Records that describe figures:
--
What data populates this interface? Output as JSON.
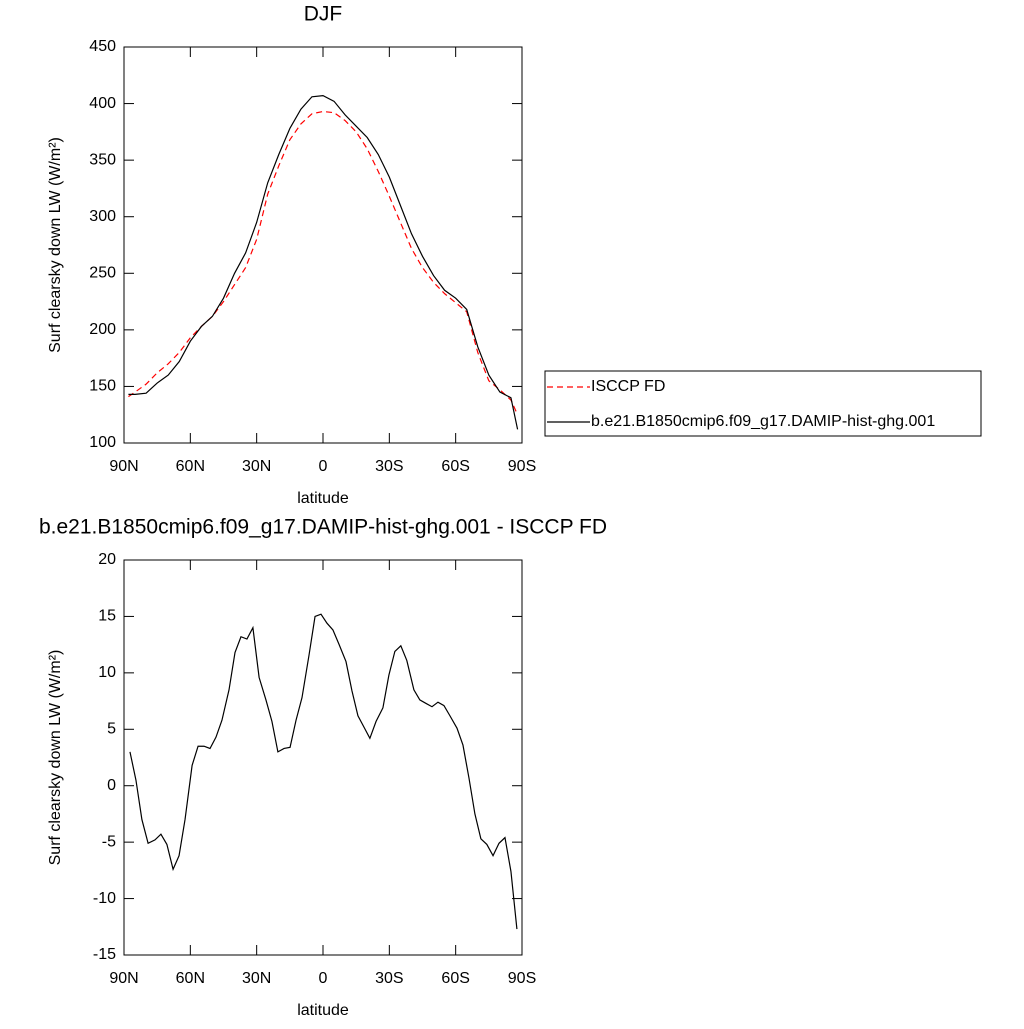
{
  "chart_data": [
    {
      "type": "line",
      "title": "DJF",
      "x_label": "latitude",
      "y_label": "Surf clearsky down LW (W/m²)",
      "x": [
        88,
        85,
        80,
        75,
        70,
        65,
        60,
        55,
        50,
        45,
        40,
        35,
        30,
        25,
        20,
        15,
        10,
        5,
        0,
        -5,
        -10,
        -15,
        -20,
        -25,
        -30,
        -35,
        -40,
        -45,
        -50,
        -55,
        -60,
        -65,
        -70,
        -75,
        -80,
        -85,
        -88
      ],
      "series": [
        {
          "name": "ISCCP FD",
          "color": "#ff0000",
          "style": "dashed",
          "values": [
            141,
            145,
            152,
            162,
            170,
            180,
            193,
            203,
            212,
            225,
            240,
            255,
            280,
            320,
            345,
            368,
            382,
            391,
            393,
            392,
            385,
            375,
            360,
            340,
            318,
            295,
            272,
            255,
            242,
            232,
            224,
            216,
            180,
            155,
            147,
            138,
            125
          ]
        },
        {
          "name": "b.e21.B1850cmip6.f09_g17.DAMIP-hist-ghg.001",
          "color": "#000000",
          "style": "solid",
          "values": [
            143,
            143,
            144,
            153,
            160,
            172,
            190,
            203,
            212,
            228,
            250,
            268,
            295,
            330,
            355,
            378,
            395,
            406,
            407,
            402,
            390,
            380,
            370,
            355,
            335,
            310,
            285,
            265,
            248,
            235,
            228,
            218,
            185,
            160,
            145,
            140,
            112
          ]
        }
      ],
      "xlim": [
        90,
        -90
      ],
      "xticks": [
        {
          "value": 90,
          "label": "90N"
        },
        {
          "value": 60,
          "label": "60N"
        },
        {
          "value": 30,
          "label": "30N"
        },
        0,
        {
          "value": -30,
          "label": "30S"
        },
        {
          "value": -60,
          "label": "60S"
        },
        {
          "value": -90,
          "label": "90S"
        }
      ],
      "ylim": [
        100,
        450
      ],
      "yticks": [
        100,
        150,
        200,
        250,
        300,
        350,
        400,
        450
      ],
      "legend": "right"
    },
    {
      "type": "line",
      "title": "b.e21.B1850cmip6.f09_g17.DAMIP-hist-ghg.001 - ISCCP FD",
      "x_label": "latitude",
      "y_label": "Surf clearsky down LW (W/m²)",
      "x": [
        87.3,
        84.6,
        81.9,
        79.1,
        76.0,
        73.3,
        70.6,
        67.8,
        65.1,
        62.4,
        59.2,
        56.5,
        53.8,
        51.1,
        48.4,
        45.7,
        42.5,
        39.8,
        37.1,
        34.4,
        31.7,
        28.9,
        25.8,
        23.1,
        20.4,
        17.6,
        14.9,
        12.2,
        9.5,
        6.3,
        3.6,
        0.9,
        -1.8,
        -4.5,
        -7.3,
        -10.4,
        -13.1,
        -15.8,
        -18.5,
        -21.2,
        -24.0,
        -27.1,
        -29.8,
        -32.5,
        -35.2,
        -37.9,
        -41.1,
        -43.8,
        -46.5,
        -49.3,
        -52.0,
        -54.7,
        -57.4,
        -60.6,
        -63.3,
        -66.0,
        -68.7,
        -71.4,
        -74.1,
        -76.9,
        -79.6,
        -82.3,
        -85.0,
        -87.7
      ],
      "values": [
        3.0,
        0.5,
        -3.0,
        -5.1,
        -4.8,
        -4.3,
        -5.2,
        -7.4,
        -6.2,
        -3.0,
        1.8,
        3.5,
        3.5,
        3.3,
        4.3,
        5.8,
        8.5,
        11.8,
        13.2,
        13.0,
        14.0,
        9.6,
        7.6,
        5.7,
        3.0,
        3.3,
        3.4,
        5.8,
        7.8,
        11.6,
        15.0,
        15.2,
        14.4,
        13.8,
        12.5,
        11.0,
        8.4,
        6.2,
        5.2,
        4.2,
        5.7,
        6.9,
        9.8,
        11.9,
        12.4,
        11.1,
        8.5,
        7.6,
        7.3,
        7.0,
        7.4,
        7.1,
        6.2,
        5.1,
        3.6,
        0.7,
        -2.5,
        -4.7,
        -5.2,
        -6.2,
        -5.1,
        -4.6,
        -7.6,
        -12.7
      ],
      "color": "#000000",
      "xlim": [
        90,
        -90
      ],
      "xticks": [
        {
          "value": 90,
          "label": "90N"
        },
        {
          "value": 60,
          "label": "60N"
        },
        {
          "value": 30,
          "label": "30N"
        },
        0,
        {
          "value": -30,
          "label": "30S"
        },
        {
          "value": -60,
          "label": "60S"
        },
        {
          "value": -90,
          "label": "90S"
        }
      ],
      "ylim": [
        -15,
        20
      ],
      "yticks": [
        -15,
        -10,
        -5,
        0,
        5,
        10,
        15,
        20
      ]
    }
  ]
}
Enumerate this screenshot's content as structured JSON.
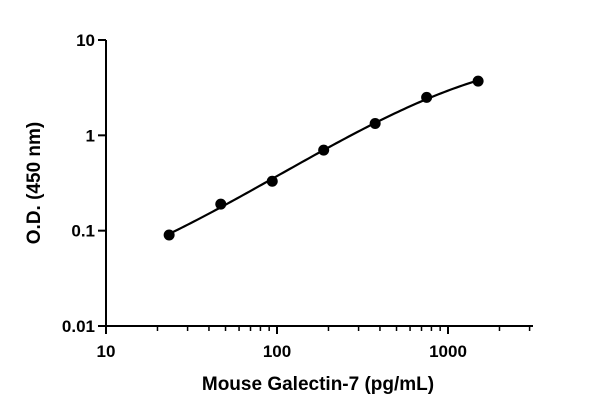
{
  "chart_data": {
    "type": "scatter",
    "title": "",
    "xlabel": "Mouse Galectin-7 (pg/mL)",
    "ylabel": "O.D. (450 nm)",
    "xscale": "log",
    "yscale": "log",
    "xlim": [
      10,
      3000
    ],
    "ylim": [
      0.01,
      10
    ],
    "grid": false,
    "legend": "none",
    "xticks": [
      10,
      100,
      1000
    ],
    "xtick_labels": [
      "10",
      "100",
      "1000"
    ],
    "yticks": [
      0.01,
      0.1,
      1,
      10
    ],
    "ytick_labels": [
      "0.01",
      "0.1",
      "1",
      "10"
    ],
    "series": [
      {
        "x": [
          23.4,
          46.9,
          93.8,
          187.5,
          375,
          750,
          1500
        ],
        "y": [
          0.09,
          0.19,
          0.33,
          0.7,
          1.33,
          2.5,
          3.7
        ],
        "marker": "circle",
        "fit_curve": true,
        "color": "#000000"
      }
    ]
  }
}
--
* _To do_: Determine the number of lines in these entries that contain the word "this", and write only that number.

* _Task solution_: 2